Set exercise: From the entries below, work out the number of lines that hold the word "JSON", and give that number alone.

Supplied records:
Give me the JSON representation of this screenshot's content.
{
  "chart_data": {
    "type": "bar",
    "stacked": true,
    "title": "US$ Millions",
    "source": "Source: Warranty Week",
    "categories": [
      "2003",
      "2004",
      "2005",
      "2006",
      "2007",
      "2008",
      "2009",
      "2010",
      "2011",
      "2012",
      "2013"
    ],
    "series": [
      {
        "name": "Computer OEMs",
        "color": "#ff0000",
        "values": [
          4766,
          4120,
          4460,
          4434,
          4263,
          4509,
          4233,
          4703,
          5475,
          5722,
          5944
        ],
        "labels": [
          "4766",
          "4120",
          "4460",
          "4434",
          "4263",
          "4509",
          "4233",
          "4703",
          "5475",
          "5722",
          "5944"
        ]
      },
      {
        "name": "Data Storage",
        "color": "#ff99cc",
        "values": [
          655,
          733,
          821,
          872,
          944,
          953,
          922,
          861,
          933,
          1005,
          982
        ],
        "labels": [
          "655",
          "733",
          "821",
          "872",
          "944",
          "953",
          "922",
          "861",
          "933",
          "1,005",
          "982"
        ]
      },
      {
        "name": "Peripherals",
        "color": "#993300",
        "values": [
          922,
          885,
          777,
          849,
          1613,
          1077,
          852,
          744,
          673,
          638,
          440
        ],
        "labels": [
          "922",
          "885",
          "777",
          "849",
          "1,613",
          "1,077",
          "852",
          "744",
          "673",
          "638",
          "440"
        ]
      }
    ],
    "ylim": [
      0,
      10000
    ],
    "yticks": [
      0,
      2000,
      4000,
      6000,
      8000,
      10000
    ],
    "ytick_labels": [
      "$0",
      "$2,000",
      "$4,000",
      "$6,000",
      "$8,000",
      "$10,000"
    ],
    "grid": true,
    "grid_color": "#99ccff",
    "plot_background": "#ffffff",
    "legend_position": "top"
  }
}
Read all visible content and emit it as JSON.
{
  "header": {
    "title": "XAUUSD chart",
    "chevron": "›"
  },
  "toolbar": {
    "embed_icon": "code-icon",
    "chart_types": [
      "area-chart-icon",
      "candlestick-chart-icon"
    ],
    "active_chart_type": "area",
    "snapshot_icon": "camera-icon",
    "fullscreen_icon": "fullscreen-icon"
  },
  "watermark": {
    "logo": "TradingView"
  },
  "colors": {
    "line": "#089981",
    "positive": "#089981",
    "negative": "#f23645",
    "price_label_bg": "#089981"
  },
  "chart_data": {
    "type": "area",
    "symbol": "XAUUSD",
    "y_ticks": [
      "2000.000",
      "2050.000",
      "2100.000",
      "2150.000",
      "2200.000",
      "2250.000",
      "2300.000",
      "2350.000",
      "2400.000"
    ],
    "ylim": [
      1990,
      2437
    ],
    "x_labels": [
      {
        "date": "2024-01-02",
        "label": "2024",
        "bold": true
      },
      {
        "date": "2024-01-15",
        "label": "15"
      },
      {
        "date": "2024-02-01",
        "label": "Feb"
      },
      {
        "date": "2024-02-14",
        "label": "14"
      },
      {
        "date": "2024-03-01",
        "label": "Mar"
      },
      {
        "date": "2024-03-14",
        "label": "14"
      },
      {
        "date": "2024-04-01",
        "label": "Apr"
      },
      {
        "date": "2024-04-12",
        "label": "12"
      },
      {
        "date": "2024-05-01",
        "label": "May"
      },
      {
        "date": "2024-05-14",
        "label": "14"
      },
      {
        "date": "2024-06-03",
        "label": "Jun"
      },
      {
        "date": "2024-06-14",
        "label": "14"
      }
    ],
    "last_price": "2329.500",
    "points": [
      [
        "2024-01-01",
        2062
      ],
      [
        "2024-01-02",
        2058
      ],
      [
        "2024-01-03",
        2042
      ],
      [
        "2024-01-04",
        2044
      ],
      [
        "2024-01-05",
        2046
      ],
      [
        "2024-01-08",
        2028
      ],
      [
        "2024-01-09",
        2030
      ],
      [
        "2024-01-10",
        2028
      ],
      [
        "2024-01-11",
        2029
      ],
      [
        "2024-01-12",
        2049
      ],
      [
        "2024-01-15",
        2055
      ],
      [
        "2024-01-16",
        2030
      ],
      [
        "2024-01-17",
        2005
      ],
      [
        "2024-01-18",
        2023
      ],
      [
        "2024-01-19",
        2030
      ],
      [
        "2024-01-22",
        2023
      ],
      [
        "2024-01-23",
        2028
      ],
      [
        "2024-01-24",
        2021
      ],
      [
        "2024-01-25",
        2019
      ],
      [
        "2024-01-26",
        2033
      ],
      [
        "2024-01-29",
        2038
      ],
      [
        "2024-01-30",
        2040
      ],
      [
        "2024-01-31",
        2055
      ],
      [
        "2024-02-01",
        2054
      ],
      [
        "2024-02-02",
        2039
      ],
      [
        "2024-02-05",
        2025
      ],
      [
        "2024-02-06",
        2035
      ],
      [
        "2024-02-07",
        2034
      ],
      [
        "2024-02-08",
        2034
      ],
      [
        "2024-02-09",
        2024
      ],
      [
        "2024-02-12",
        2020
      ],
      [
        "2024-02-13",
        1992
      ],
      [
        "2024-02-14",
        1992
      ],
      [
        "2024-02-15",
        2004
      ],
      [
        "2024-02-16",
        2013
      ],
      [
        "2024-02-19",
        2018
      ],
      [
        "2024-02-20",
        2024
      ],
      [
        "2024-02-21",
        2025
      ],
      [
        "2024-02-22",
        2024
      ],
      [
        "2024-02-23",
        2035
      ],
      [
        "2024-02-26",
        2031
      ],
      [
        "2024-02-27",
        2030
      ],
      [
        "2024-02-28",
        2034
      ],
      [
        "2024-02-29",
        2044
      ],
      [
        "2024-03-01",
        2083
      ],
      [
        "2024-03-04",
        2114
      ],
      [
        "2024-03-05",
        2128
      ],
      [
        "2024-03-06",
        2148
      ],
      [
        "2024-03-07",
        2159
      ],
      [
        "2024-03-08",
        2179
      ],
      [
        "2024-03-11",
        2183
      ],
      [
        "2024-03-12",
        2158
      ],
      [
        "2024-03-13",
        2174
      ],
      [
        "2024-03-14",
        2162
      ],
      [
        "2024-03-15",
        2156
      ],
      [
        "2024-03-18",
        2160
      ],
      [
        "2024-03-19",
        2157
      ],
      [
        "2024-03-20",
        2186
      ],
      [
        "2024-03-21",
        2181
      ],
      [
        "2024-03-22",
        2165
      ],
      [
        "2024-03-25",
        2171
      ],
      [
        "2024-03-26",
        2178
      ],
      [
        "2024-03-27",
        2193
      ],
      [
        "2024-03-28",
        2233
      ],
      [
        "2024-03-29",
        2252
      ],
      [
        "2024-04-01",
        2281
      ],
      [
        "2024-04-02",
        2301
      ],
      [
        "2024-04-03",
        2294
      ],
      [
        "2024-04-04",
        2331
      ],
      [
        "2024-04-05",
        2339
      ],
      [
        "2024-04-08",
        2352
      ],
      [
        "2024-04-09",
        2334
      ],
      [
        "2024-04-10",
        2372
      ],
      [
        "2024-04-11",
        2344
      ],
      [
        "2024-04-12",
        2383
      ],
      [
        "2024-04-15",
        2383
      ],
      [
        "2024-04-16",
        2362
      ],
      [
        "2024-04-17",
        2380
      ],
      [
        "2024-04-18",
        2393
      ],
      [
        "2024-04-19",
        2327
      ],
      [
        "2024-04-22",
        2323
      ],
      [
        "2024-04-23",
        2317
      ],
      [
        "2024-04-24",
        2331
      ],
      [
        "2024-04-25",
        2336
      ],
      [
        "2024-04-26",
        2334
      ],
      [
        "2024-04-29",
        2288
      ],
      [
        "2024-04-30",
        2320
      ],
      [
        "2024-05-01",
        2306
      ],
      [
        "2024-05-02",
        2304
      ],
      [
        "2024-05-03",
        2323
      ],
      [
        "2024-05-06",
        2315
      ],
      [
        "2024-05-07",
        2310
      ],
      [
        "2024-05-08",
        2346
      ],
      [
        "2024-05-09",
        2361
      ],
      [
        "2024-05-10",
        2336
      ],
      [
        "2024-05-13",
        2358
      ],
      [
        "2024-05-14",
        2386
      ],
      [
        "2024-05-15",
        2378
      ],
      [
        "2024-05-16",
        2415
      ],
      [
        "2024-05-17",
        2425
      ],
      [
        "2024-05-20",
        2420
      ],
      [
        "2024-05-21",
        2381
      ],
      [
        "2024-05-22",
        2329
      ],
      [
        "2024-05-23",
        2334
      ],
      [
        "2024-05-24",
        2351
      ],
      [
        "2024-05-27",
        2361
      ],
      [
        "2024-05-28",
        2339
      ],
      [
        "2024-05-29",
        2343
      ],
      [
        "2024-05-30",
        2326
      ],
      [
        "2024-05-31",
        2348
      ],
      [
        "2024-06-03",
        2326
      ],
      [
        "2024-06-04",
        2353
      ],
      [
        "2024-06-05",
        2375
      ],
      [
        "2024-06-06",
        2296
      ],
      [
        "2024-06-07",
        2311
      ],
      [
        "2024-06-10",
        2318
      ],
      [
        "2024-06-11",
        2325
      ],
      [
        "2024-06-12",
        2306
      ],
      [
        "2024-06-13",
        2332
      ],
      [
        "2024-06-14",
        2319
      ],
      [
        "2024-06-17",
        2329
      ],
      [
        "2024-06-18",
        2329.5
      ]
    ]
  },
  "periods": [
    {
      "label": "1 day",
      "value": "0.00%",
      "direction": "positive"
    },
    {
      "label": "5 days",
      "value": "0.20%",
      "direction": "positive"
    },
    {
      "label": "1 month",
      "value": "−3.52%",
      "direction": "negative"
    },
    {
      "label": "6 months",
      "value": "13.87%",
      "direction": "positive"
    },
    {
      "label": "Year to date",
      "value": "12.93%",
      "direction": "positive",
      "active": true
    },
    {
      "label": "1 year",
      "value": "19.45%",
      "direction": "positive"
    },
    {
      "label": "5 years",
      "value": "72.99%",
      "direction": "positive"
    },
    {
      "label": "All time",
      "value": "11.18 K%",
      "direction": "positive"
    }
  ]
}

The response: 2